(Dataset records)
------------------------------------------------------------------------

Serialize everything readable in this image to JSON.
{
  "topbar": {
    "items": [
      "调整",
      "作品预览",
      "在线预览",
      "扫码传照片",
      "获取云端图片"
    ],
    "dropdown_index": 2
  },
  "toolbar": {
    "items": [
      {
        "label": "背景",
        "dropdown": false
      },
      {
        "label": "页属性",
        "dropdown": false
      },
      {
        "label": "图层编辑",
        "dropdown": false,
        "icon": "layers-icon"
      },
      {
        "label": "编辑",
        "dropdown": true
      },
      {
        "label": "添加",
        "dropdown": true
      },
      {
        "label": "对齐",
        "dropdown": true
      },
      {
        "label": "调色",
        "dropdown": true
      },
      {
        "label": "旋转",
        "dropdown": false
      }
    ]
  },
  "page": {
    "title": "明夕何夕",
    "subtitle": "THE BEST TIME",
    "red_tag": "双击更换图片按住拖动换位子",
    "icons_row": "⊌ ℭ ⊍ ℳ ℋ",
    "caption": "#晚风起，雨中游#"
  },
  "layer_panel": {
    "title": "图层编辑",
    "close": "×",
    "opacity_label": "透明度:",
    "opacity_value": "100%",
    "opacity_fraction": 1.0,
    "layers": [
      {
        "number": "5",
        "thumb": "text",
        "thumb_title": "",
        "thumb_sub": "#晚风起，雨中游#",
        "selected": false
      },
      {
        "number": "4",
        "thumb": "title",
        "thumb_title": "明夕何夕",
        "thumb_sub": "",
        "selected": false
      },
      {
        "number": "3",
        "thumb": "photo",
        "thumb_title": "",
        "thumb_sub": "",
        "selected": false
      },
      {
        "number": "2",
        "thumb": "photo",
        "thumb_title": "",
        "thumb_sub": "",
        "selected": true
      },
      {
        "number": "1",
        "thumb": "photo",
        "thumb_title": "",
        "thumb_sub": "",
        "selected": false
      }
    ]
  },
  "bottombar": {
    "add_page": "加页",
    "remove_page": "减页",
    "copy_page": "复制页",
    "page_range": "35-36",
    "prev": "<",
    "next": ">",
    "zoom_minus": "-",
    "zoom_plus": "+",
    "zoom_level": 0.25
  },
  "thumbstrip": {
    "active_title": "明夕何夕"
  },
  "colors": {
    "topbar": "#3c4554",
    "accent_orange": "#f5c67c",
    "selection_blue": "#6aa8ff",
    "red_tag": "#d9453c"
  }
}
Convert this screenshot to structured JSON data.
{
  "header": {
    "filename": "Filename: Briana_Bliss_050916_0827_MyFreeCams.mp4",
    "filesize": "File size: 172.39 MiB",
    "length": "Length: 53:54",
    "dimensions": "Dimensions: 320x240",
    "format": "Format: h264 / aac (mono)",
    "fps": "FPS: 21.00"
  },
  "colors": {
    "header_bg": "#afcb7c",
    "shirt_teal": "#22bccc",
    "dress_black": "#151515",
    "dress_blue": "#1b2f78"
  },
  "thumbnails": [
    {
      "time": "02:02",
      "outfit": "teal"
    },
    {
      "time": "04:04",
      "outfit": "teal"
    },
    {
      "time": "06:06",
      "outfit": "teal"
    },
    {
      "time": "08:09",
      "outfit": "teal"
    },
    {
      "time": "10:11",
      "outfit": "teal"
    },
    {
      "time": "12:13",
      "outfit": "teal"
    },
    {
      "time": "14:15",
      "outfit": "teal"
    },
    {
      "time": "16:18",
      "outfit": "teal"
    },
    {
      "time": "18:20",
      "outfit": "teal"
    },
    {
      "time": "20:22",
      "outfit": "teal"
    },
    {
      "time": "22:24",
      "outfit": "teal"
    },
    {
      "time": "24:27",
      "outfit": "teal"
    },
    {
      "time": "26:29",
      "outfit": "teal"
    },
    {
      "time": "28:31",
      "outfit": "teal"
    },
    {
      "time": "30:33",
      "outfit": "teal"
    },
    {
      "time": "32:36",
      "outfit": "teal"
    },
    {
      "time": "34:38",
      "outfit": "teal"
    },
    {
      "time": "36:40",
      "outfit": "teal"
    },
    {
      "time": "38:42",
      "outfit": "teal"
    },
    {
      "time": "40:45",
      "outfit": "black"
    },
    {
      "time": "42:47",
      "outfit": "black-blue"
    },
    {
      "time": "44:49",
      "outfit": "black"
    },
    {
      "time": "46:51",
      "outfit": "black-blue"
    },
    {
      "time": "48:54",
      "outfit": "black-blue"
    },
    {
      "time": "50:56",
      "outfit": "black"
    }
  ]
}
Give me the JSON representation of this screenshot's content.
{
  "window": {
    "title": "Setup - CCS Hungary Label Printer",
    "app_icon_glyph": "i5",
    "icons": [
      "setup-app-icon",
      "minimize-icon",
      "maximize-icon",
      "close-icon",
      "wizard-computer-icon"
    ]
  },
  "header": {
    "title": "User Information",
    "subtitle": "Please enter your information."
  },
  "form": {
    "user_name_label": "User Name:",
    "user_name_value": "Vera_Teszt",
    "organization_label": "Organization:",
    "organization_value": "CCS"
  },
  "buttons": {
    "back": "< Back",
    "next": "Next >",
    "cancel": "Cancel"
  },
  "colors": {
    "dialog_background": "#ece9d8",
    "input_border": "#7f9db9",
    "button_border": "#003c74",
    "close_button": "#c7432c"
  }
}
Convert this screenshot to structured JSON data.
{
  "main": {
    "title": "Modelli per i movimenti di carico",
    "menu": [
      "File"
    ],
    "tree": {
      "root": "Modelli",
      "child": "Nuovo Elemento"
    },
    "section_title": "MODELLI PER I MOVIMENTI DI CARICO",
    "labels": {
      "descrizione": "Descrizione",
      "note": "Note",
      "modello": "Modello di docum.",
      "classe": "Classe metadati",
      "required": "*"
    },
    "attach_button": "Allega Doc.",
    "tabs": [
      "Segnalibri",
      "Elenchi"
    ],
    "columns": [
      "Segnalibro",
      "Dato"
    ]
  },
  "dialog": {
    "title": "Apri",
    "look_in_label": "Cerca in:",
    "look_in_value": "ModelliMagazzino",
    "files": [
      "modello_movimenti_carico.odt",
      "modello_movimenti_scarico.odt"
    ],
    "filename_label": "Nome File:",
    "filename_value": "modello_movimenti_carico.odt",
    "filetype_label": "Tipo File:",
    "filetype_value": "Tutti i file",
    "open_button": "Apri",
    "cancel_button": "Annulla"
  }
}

------------------------------------------------------------------------

*GOAL*: Could you quote the material above in full, exactly as it stands?

*FINISHED ANSWER*:
Serialize everything readable in this image to JSON.
{
  "topbar": {
    "items": [
      "调整",
      "作品预览",
      "在线预览",
      "扫码传照片",
      "获取云端图片"
    ],
    "dropdown_index": 2
  },
  "toolbar": {
    "items": [
      {
        "label": "背景",
        "dropdown": false
      },
      {
        "label": "页属性",
        "dropdown": false
      },
      {
        "label": "图层编辑",
        "dropdown": false,
        "icon": "layers-icon"
      },
      {
        "label": "编辑",
        "dropdown": true
      },
      {
        "label": "添加",
        "dropdown": true
      },
      {
        "label": "对齐",
        "dropdown": true
      },
      {
        "label": "调色",
        "dropdown": true
      },
      {
        "label": "旋转",
        "dropdown": false
      }
    ]
  },
  "page": {
    "title": "明夕何夕",
    "subtitle": "THE BEST TIME",
    "red_tag": "双击更换图片按住拖动换位子",
    "icons_row": "⊌ ℭ ⊍ ℳ ℋ",
    "caption": "#晚风起，雨中游#"
  },
  "layer_panel": {
    "title": "图层编辑",
    "close": "×",
    "opacity_label": "透明度:",
    "opacity_value": "100%",
    "opacity_fraction": 1.0,
    "layers": [
      {
        "number": "5",
        "thumb": "text",
        "thumb_title": "",
        "thumb_sub": "#晚风起，雨中游#",
        "selected": false
      },
      {
        "number": "4",
        "thumb": "title",
        "thumb_title": "明夕何夕",
        "thumb_sub": "",
        "selected": false
      },
      {
        "number": "3",
        "thumb": "photo",
        "thumb_title": "",
        "thumb_sub": "",
        "selected": false
      },
      {
        "number": "2",
        "thumb": "photo",
        "thumb_title": "",
        "thumb_sub": "",
        "selected": true
      },
      {
        "number": "1",
        "thumb": "photo",
        "thumb_title": "",
        "thumb_sub": "",
        "selected": false
      }
    ]
  },
  "bottombar": {
    "add_page": "加页",
    "remove_page": "减页",
    "copy_page": "复制页",
    "page_range": "35-36",
    "prev": "<",
    "next": ">",
    "zoom_minus": "-",
    "zoom_plus": "+",
    "zoom_level": 0.25
  },
  "thumbstrip": {
    "active_title": "明夕何夕"
  },
  "colors": {
    "topbar": "#3c4554",
    "accent_orange": "#f5c67c",
    "selection_blue": "#6aa8ff",
    "red_tag": "#d9453c"
  }
}
Convert this screenshot to structured JSON data.
{
  "header": {
    "filename": "Filename: Briana_Bliss_050916_0827_MyFreeCams.mp4",
    "filesize": "File size: 172.39 MiB",
    "length": "Length: 53:54",
    "dimensions": "Dimensions: 320x240",
    "format": "Format: h264 / aac (mono)",
    "fps": "FPS: 21.00"
  },
  "colors": {
    "header_bg": "#afcb7c",
    "shirt_teal": "#22bccc",
    "dress_black": "#151515",
    "dress_blue": "#1b2f78"
  },
  "thumbnails": [
    {
      "time": "02:02",
      "outfit": "teal"
    },
    {
      "time": "04:04",
      "outfit": "teal"
    },
    {
      "time": "06:06",
      "outfit": "teal"
    },
    {
      "time": "08:09",
      "outfit": "teal"
    },
    {
      "time": "10:11",
      "outfit": "teal"
    },
    {
      "time": "12:13",
      "outfit": "teal"
    },
    {
      "time": "14:15",
      "outfit": "teal"
    },
    {
      "time": "16:18",
      "outfit": "teal"
    },
    {
      "time": "18:20",
      "outfit": "teal"
    },
    {
      "time": "20:22",
      "outfit": "teal"
    },
    {
      "time": "22:24",
      "outfit": "teal"
    },
    {
      "time": "24:27",
      "outfit": "teal"
    },
    {
      "time": "26:29",
      "outfit": "teal"
    },
    {
      "time": "28:31",
      "outfit": "teal"
    },
    {
      "time": "30:33",
      "outfit": "teal"
    },
    {
      "time": "32:36",
      "outfit": "teal"
    },
    {
      "time": "34:38",
      "outfit": "teal"
    },
    {
      "time": "36:40",
      "outfit": "teal"
    },
    {
      "time": "38:42",
      "outfit": "teal"
    },
    {
      "time": "40:45",
      "outfit": "black"
    },
    {
      "time": "42:47",
      "outfit": "black-blue"
    },
    {
      "time": "44:49",
      "outfit": "black"
    },
    {
      "time": "46:51",
      "outfit": "black-blue"
    },
    {
      "time": "48:54",
      "outfit": "black-blue"
    },
    {
      "time": "50:56",
      "outfit": "black"
    }
  ]
}
Give me the JSON representation of this screenshot's content.
{
  "window": {
    "title": "Setup - CCS Hungary Label Printer",
    "app_icon_glyph": "i5",
    "icons": [
      "setup-app-icon",
      "minimize-icon",
      "maximize-icon",
      "close-icon",
      "wizard-computer-icon"
    ]
  },
  "header": {
    "title": "User Information",
    "subtitle": "Please enter your information."
  },
  "form": {
    "user_name_label": "User Name:",
    "user_name_value": "Vera_Teszt",
    "organization_label": "Organization:",
    "organization_value": "CCS"
  },
  "buttons": {
    "back": "< Back",
    "next": "Next >",
    "cancel": "Cancel"
  },
  "colors": {
    "dialog_background": "#ece9d8",
    "input_border": "#7f9db9",
    "button_border": "#003c74",
    "close_button": "#c7432c"
  }
}
Convert this screenshot to structured JSON data.
{
  "main": {
    "title": "Modelli per i movimenti di carico",
    "menu": [
      "File"
    ],
    "tree": {
      "root": "Modelli",
      "child": "Nuovo Elemento"
    },
    "section_title": "MODELLI PER I MOVIMENTI DI CARICO",
    "labels": {
      "descrizione": "Descrizione",
      "note": "Note",
      "modello": "Modello di docum.",
      "classe": "Classe metadati",
      "required": "*"
    },
    "attach_button": "Allega Doc.",
    "tabs": [
      "Segnalibri",
      "Elenchi"
    ],
    "columns": [
      "Segnalibro",
      "Dato"
    ]
  },
  "dialog": {
    "title": "Apri",
    "look_in_label": "Cerca in:",
    "look_in_value": "ModelliMagazzino",
    "files": [
      "modello_movimenti_carico.odt",
      "modello_movimenti_scarico.odt"
    ],
    "filename_label": "Nome File:",
    "filename_value": "modello_movimenti_carico.odt",
    "filetype_label": "Tipo File:",
    "filetype_value": "Tutti i file",
    "open_button": "Apri",
    "cancel_button": "Annulla"
  }
}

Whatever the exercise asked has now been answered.